Which lines hold the string "support"? Copy every one of them.

|---|

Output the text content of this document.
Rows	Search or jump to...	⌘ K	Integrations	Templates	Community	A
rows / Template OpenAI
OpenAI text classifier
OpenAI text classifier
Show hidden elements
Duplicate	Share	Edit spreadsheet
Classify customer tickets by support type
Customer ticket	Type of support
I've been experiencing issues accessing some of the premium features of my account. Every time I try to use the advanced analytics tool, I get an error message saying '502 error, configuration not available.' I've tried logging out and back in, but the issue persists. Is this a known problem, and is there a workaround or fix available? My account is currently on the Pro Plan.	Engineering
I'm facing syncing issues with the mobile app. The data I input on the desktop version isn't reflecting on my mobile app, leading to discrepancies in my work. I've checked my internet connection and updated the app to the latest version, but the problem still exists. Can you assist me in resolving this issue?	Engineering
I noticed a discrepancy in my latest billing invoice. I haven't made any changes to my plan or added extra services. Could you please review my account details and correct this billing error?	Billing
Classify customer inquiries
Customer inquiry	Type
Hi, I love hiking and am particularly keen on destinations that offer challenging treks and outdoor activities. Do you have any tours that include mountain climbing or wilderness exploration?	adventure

|---|

**Problem solution**
Classify customer tickets by support type
Customer ticket	Type of support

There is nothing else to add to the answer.